%%

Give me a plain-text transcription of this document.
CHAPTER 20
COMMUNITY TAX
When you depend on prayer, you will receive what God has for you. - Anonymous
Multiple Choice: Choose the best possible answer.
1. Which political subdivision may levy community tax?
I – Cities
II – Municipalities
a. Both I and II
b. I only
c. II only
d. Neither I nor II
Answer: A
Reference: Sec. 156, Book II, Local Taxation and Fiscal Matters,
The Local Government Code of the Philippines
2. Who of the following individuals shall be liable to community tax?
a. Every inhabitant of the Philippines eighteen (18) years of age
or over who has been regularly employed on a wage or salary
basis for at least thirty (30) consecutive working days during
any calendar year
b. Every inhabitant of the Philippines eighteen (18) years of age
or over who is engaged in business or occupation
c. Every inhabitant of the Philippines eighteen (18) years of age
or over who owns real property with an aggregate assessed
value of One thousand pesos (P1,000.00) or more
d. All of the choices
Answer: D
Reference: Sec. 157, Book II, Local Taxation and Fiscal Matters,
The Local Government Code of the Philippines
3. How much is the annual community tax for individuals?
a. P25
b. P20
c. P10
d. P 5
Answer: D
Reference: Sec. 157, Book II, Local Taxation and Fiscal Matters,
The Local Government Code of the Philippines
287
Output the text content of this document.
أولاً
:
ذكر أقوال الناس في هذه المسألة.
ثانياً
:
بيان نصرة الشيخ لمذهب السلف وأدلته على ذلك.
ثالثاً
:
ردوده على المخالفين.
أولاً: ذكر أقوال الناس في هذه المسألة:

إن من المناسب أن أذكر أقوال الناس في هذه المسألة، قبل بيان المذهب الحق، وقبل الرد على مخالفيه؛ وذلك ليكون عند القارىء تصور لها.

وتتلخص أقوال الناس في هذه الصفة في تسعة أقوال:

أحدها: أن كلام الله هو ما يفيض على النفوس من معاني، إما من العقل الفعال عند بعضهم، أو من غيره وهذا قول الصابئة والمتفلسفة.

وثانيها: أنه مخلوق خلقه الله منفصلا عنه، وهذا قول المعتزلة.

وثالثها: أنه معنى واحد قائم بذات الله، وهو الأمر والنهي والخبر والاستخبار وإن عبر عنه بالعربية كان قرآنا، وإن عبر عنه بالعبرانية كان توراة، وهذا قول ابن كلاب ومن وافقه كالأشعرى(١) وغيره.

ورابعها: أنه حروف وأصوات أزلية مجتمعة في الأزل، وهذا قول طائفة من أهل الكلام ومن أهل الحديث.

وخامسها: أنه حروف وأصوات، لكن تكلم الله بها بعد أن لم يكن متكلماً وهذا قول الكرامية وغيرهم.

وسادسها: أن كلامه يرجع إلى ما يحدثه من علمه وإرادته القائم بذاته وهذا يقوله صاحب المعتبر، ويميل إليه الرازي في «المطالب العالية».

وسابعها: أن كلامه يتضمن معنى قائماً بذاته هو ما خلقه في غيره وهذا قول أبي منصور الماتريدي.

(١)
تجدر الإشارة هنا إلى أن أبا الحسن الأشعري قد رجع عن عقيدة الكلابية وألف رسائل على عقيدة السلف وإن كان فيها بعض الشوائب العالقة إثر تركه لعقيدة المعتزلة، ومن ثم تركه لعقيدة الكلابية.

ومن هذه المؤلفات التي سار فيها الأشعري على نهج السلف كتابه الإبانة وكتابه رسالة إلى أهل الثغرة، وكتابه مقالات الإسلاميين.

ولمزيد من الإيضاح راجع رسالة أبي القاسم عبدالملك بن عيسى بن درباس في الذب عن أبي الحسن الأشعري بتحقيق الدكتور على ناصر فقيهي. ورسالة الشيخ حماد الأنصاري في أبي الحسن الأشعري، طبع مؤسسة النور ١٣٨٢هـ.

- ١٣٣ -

%%

The exercise » Single out each line of the records above with the string "الناس" in it, and copy it.

Response to this task »
ذكر أقوال الناس في هذه المسألة.
أولاً: ذكر أقوال الناس في هذه المسألة:
إن من المناسب أن أذكر أقوال الناس في هذه المسألة، قبل بيان المذهب الحق، وقبل الرد على مخالفيه؛ وذلك ليكون عند القارىء تصور لها.
وتتلخص أقوال الناس في هذه الصفة في تسعة أقوال:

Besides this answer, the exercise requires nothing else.